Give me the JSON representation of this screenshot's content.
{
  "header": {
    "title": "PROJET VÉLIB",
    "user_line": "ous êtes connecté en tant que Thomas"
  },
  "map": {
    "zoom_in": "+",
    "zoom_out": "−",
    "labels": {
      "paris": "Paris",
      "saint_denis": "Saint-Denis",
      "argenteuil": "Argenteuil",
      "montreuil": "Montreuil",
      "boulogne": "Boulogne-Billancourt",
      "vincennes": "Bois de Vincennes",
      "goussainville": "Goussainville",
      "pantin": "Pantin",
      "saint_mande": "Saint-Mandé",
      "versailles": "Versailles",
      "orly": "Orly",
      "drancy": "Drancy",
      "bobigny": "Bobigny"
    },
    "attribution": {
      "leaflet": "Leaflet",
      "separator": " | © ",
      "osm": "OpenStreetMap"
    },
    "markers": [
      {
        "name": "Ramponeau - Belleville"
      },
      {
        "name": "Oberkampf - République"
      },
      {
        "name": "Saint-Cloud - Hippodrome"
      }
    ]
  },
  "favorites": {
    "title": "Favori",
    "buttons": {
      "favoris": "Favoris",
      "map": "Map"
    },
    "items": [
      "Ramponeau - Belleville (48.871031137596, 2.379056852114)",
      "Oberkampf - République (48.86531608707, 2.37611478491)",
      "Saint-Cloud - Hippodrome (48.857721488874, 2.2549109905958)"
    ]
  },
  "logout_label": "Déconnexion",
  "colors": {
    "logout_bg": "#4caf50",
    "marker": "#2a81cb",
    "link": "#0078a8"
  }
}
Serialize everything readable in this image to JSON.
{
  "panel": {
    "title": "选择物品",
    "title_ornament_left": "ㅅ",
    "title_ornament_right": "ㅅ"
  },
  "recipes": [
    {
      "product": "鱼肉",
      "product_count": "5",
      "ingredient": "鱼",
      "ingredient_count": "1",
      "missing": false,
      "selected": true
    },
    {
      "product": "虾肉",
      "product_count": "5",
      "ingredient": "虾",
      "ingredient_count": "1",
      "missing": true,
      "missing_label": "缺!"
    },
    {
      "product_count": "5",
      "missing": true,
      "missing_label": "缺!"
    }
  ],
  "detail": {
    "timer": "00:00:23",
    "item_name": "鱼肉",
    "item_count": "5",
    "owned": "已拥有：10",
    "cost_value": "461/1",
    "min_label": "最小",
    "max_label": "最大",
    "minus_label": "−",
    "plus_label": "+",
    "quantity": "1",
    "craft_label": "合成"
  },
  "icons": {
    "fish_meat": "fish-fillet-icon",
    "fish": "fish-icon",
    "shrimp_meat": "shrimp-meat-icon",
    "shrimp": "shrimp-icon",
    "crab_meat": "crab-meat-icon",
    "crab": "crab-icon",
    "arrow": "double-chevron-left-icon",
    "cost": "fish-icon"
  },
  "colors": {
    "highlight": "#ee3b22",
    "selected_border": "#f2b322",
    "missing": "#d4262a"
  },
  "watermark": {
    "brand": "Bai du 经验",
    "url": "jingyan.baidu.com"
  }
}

## STATED PROBLEM
Please repeat the listing above in full and exactly.

## FINISHED TASK
Give me the JSON representation of this screenshot's content.
{
  "header": {
    "title": "PROJET VÉLIB",
    "user_line": "ous êtes connecté en tant que Thomas"
  },
  "map": {
    "zoom_in": "+",
    "zoom_out": "−",
    "labels": {
      "paris": "Paris",
      "saint_denis": "Saint-Denis",
      "argenteuil": "Argenteuil",
      "montreuil": "Montreuil",
      "boulogne": "Boulogne-Billancourt",
      "vincennes": "Bois de Vincennes",
      "goussainville": "Goussainville",
      "pantin": "Pantin",
      "saint_mande": "Saint-Mandé",
      "versailles": "Versailles",
      "orly": "Orly",
      "drancy": "Drancy",
      "bobigny": "Bobigny"
    },
    "attribution": {
      "leaflet": "Leaflet",
      "separator": " | © ",
      "osm": "OpenStreetMap"
    },
    "markers": [
      {
        "name": "Ramponeau - Belleville"
      },
      {
        "name": "Oberkampf - République"
      },
      {
        "name": "Saint-Cloud - Hippodrome"
      }
    ]
  },
  "favorites": {
    "title": "Favori",
    "buttons": {
      "favoris": "Favoris",
      "map": "Map"
    },
    "items": [
      "Ramponeau - Belleville (48.871031137596, 2.379056852114)",
      "Oberkampf - République (48.86531608707, 2.37611478491)",
      "Saint-Cloud - Hippodrome (48.857721488874, 2.2549109905958)"
    ]
  },
  "logout_label": "Déconnexion",
  "colors": {
    "logout_bg": "#4caf50",
    "marker": "#2a81cb",
    "link": "#0078a8"
  }
}
Serialize everything readable in this image to JSON.
{
  "panel": {
    "title": "选择物品",
    "title_ornament_left": "ㅅ",
    "title_ornament_right": "ㅅ"
  },
  "recipes": [
    {
      "product": "鱼肉",
      "product_count": "5",
      "ingredient": "鱼",
      "ingredient_count": "1",
      "missing": false,
      "selected": true
    },
    {
      "product": "虾肉",
      "product_count": "5",
      "ingredient": "虾",
      "ingredient_count": "1",
      "missing": true,
      "missing_label": "缺!"
    },
    {
      "product_count": "5",
      "missing": true,
      "missing_label": "缺!"
    }
  ],
  "detail": {
    "timer": "00:00:23",
    "item_name": "鱼肉",
    "item_count": "5",
    "owned": "已拥有：10",
    "cost_value": "461/1",
    "min_label": "最小",
    "max_label": "最大",
    "minus_label": "−",
    "plus_label": "+",
    "quantity": "1",
    "craft_label": "合成"
  },
  "icons": {
    "fish_meat": "fish-fillet-icon",
    "fish": "fish-icon",
    "shrimp_meat": "shrimp-meat-icon",
    "shrimp": "shrimp-icon",
    "crab_meat": "crab-meat-icon",
    "crab": "crab-icon",
    "arrow": "double-chevron-left-icon",
    "cost": "fish-icon"
  },
  "colors": {
    "highlight": "#ee3b22",
    "selected_border": "#f2b322",
    "missing": "#d4262a"
  },
  "watermark": {
    "brand": "Bai du 经验",
    "url": "jingyan.baidu.com"
  }
}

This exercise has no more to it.